> Set problem: Transcribe the data that follows precisely, omitting nothing.

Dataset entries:
··········

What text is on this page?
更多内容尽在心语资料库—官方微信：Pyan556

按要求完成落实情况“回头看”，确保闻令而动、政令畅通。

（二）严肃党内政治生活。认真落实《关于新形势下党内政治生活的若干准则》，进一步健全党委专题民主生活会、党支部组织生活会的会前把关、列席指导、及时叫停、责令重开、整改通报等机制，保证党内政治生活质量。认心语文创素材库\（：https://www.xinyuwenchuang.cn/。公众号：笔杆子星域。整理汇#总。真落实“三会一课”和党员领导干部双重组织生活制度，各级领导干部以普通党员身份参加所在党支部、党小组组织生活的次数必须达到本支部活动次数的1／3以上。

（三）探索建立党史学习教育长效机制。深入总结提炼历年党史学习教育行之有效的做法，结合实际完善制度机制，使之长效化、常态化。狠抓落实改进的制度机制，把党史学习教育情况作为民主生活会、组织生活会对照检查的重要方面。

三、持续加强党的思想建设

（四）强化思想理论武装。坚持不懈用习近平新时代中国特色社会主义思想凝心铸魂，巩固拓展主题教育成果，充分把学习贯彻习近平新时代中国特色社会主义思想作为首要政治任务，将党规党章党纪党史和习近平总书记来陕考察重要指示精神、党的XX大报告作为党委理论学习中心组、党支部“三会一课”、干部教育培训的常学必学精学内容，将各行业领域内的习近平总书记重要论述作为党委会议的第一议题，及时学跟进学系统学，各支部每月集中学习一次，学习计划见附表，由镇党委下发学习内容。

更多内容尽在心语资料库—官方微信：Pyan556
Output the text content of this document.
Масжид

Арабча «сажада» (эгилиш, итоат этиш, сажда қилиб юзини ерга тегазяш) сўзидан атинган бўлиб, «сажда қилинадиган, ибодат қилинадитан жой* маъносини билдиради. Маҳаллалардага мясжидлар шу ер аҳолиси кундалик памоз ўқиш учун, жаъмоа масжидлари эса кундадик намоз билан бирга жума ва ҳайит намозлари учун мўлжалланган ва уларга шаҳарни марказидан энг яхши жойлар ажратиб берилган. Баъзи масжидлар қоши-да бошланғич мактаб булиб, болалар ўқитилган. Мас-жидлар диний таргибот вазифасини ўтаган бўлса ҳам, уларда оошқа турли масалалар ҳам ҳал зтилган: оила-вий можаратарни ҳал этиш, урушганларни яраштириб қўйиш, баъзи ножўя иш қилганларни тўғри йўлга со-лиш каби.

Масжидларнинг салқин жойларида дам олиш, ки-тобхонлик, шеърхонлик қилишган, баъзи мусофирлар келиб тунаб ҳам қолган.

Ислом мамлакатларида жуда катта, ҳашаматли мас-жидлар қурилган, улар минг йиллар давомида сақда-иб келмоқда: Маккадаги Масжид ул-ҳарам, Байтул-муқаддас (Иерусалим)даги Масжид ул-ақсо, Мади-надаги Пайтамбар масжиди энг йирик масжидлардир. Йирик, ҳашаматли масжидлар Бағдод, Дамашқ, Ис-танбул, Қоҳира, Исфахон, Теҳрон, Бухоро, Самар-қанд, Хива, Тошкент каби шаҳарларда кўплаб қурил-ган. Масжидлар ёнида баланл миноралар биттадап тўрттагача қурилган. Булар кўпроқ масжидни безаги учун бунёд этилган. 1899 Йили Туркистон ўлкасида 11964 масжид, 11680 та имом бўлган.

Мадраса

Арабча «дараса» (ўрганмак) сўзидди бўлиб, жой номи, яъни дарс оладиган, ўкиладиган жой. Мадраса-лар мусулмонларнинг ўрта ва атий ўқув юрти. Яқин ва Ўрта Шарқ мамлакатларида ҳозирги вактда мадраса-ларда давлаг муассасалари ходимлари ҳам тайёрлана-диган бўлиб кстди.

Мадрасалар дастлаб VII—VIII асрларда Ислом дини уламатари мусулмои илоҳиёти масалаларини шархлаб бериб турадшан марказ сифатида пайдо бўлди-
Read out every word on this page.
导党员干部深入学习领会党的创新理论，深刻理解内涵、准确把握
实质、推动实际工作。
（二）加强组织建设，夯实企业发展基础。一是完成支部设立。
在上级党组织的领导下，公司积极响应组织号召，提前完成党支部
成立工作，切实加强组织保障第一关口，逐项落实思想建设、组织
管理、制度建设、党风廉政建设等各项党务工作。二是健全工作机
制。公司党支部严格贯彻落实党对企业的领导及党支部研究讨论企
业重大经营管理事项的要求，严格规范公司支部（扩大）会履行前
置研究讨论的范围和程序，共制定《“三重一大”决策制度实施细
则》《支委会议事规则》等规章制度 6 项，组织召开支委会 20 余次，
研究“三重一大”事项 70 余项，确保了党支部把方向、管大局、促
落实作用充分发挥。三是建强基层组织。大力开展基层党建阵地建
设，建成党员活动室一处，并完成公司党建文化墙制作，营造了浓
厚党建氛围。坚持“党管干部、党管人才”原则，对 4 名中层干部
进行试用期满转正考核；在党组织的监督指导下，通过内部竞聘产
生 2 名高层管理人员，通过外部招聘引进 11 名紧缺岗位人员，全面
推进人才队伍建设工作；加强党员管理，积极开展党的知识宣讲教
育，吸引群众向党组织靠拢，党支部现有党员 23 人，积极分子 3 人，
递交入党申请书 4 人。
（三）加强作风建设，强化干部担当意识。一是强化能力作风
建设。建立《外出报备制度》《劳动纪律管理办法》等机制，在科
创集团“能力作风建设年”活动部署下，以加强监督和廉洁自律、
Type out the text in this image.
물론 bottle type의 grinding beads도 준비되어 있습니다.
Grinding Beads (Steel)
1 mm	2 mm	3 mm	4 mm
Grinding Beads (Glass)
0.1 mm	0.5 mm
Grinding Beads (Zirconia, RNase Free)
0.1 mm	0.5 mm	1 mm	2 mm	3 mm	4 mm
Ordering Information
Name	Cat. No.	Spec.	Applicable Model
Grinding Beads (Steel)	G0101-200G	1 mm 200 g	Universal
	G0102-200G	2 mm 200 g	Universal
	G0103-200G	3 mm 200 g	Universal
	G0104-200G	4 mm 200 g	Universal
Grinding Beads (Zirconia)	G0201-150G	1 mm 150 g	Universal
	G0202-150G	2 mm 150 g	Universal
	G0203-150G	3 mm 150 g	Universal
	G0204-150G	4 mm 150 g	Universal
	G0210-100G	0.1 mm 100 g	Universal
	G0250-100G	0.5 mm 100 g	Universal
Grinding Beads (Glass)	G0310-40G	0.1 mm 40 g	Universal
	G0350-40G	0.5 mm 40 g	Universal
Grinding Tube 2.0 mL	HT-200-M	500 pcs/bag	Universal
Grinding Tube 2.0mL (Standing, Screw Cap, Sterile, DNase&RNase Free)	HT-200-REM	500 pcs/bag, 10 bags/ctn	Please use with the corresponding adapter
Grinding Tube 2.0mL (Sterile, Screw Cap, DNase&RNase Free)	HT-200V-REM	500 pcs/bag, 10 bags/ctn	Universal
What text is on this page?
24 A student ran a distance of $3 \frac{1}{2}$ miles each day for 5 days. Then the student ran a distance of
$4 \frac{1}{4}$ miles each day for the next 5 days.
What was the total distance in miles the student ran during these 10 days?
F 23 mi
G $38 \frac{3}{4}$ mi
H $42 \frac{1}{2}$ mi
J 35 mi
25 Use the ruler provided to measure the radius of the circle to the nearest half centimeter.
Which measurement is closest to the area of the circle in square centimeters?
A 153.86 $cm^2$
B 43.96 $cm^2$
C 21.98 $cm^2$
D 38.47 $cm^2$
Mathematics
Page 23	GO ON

··········

> Problem solution:
What text is on this page?
更多内容尽在心语资料库—官方微信：Pyan556

按要求完成落实情况“回头看”，确保闻令而动、政令畅通。

（二）严肃党内政治生活。认真落实《关于新形势下党内政治生活的若干准则》，进一步健全党委专题民主生活会、党支部组织生活会的会前把关、列席指导、及时叫停、责令重开、整改通报等机制，保证党内政治生活质量。认心语文创素材库\（：https://www.xinyuwenchuang.cn/。公众号：笔杆子星域。整理汇#总。真落实“三会一课”和党员领导干部双重组织生活制度，各级领导干部以普通党员身份参加所在党支部、党小组组织生活的次数必须达到本支部活动次数的1／3以上。

（三）探索建立党史学习教育长效机制。深入总结提炼历年党史学习教育行之有效的做法，结合实际完善制度机制，使之长效化、常态化。狠抓落实改进的制度机制，把党史学习教育情况作为民主生活会、组织生活会对照检查的重要方面。

三、持续加强党的思想建设

（四）强化思想理论武装。坚持不懈用习近平新时代中国特色社会主义思想凝心铸魂，巩固拓展主题教育成果，充分把学习贯彻习近平新时代中国特色社会主义思想作为首要政治任务，将党规党章党纪党史和习近平总书记来陕考察重要指示精神、党的XX大报告作为党委理论学习中心组、党支部“三会一课”、干部教育培训的常学必学精学内容，将各行业领域内的习近平总书记重要论述作为党委会议的第一议题，及时学跟进学系统学，各支部每月集中学习一次，学习计划见附表，由镇党委下发学习内容。

更多内容尽在心语资料库—官方微信：Pyan556
Output the text content of this document.
Масжид

Арабча «сажада» (эгилиш, итоат этиш, сажда қилиб юзини ерга тегазяш) сўзидан атинган бўлиб, «сажда қилинадиган, ибодат қилинадитан жой* маъносини билдиради. Маҳаллалардага мясжидлар шу ер аҳолиси кундалик памоз ўқиш учун, жаъмоа масжидлари эса кундадик намоз билан бирга жума ва ҳайит намозлари учун мўлжалланган ва уларга шаҳарни марказидан энг яхши жойлар ажратиб берилган. Баъзи масжидлар қоши-да бошланғич мактаб булиб, болалар ўқитилган. Мас-жидлар диний таргибот вазифасини ўтаган бўлса ҳам, уларда оошқа турли масалалар ҳам ҳал зтилган: оила-вий можаратарни ҳал этиш, урушганларни яраштириб қўйиш, баъзи ножўя иш қилганларни тўғри йўлга со-лиш каби.

Масжидларнинг салқин жойларида дам олиш, ки-тобхонлик, шеърхонлик қилишган, баъзи мусофирлар келиб тунаб ҳам қолган.

Ислом мамлакатларида жуда катта, ҳашаматли мас-жидлар қурилган, улар минг йиллар давомида сақда-иб келмоқда: Маккадаги Масжид ул-ҳарам, Байтул-муқаддас (Иерусалим)даги Масжид ул-ақсо, Мади-надаги Пайтамбар масжиди энг йирик масжидлардир. Йирик, ҳашаматли масжидлар Бағдод, Дамашқ, Ис-танбул, Қоҳира, Исфахон, Теҳрон, Бухоро, Самар-қанд, Хива, Тошкент каби шаҳарларда кўплаб қурил-ган. Масжидлар ёнида баланл миноралар биттадап тўрттагача қурилган. Булар кўпроқ масжидни безаги учун бунёд этилган. 1899 Йили Туркистон ўлкасида 11964 масжид, 11680 та имом бўлган.

Мадраса

Арабча «дараса» (ўрганмак) сўзидди бўлиб, жой номи, яъни дарс оладиган, ўкиладиган жой. Мадраса-лар мусулмонларнинг ўрта ва атий ўқув юрти. Яқин ва Ўрта Шарқ мамлакатларида ҳозирги вактда мадраса-ларда давлаг муассасалари ходимлари ҳам тайёрлана-диган бўлиб кстди.

Мадрасалар дастлаб VII—VIII асрларда Ислом дини уламатари мусулмои илоҳиёти масалаларини шархлаб бериб турадшан марказ сифатида пайдо бўлди-
Read out every word on this page.
导党员干部深入学习领会党的创新理论，深刻理解内涵、准确把握
实质、推动实际工作。
（二）加强组织建设，夯实企业发展基础。一是完成支部设立。
在上级党组织的领导下，公司积极响应组织号召，提前完成党支部
成立工作，切实加强组织保障第一关口，逐项落实思想建设、组织
管理、制度建设、党风廉政建设等各项党务工作。二是健全工作机
制。公司党支部严格贯彻落实党对企业的领导及党支部研究讨论企
业重大经营管理事项的要求，严格规范公司支部（扩大）会履行前
置研究讨论的范围和程序，共制定《“三重一大”决策制度实施细
则》《支委会议事规则》等规章制度 6 项，组织召开支委会 20 余次，
研究“三重一大”事项 70 余项，确保了党支部把方向、管大局、促
落实作用充分发挥。三是建强基层组织。大力开展基层党建阵地建
设，建成党员活动室一处，并完成公司党建文化墙制作，营造了浓
厚党建氛围。坚持“党管干部、党管人才”原则，对 4 名中层干部
进行试用期满转正考核；在党组织的监督指导下，通过内部竞聘产
生 2 名高层管理人员，通过外部招聘引进 11 名紧缺岗位人员，全面
推进人才队伍建设工作；加强党员管理，积极开展党的知识宣讲教
育，吸引群众向党组织靠拢，党支部现有党员 23 人，积极分子 3 人，
递交入党申请书 4 人。
（三）加强作风建设，强化干部担当意识。一是强化能力作风
建设。建立《外出报备制度》《劳动纪律管理办法》等机制，在科
创集团“能力作风建设年”活动部署下，以加强监督和廉洁自律、
Type out the text in this image.
물론 bottle type의 grinding beads도 준비되어 있습니다.
Grinding Beads (Steel)
1 mm	2 mm	3 mm	4 mm
Grinding Beads (Glass)
0.1 mm	0.5 mm
Grinding Beads (Zirconia, RNase Free)
0.1 mm	0.5 mm	1 mm	2 mm	3 mm	4 mm
Ordering Information
Name	Cat. No.	Spec.	Applicable Model
Grinding Beads (Steel)	G0101-200G	1 mm 200 g	Universal
	G0102-200G	2 mm 200 g	Universal
	G0103-200G	3 mm 200 g	Universal
	G0104-200G	4 mm 200 g	Universal
Grinding Beads (Zirconia)	G0201-150G	1 mm 150 g	Universal
	G0202-150G	2 mm 150 g	Universal
	G0203-150G	3 mm 150 g	Universal
	G0204-150G	4 mm 150 g	Universal
	G0210-100G	0.1 mm 100 g	Universal
	G0250-100G	0.5 mm 100 g	Universal
Grinding Beads (Glass)	G0310-40G	0.1 mm 40 g	Universal
	G0350-40G	0.5 mm 40 g	Universal
Grinding Tube 2.0 mL	HT-200-M	500 pcs/bag	Universal
Grinding Tube 2.0mL (Standing, Screw Cap, Sterile, DNase&RNase Free)	HT-200-REM	500 pcs/bag, 10 bags/ctn	Please use with the corresponding adapter
Grinding Tube 2.0mL (Sterile, Screw Cap, DNase&RNase Free)	HT-200V-REM	500 pcs/bag, 10 bags/ctn	Universal
What text is on this page?
24 A student ran a distance of $3 \frac{1}{2}$ miles each day for 5 days. Then the student ran a distance of
$4 \frac{1}{4}$ miles each day for the next 5 days.
What was the total distance in miles the student ran during these 10 days?
F 23 mi
G $38 \frac{3}{4}$ mi
H $42 \frac{1}{2}$ mi
J 35 mi
25 Use the ruler provided to measure the radius of the circle to the nearest half centimeter.
Which measurement is closest to the area of the circle in square centimeters?
A 153.86 $cm^2$
B 43.96 $cm^2$
C 21.98 $cm^2$
D 38.47 $cm^2$
Mathematics
Page 23	GO ON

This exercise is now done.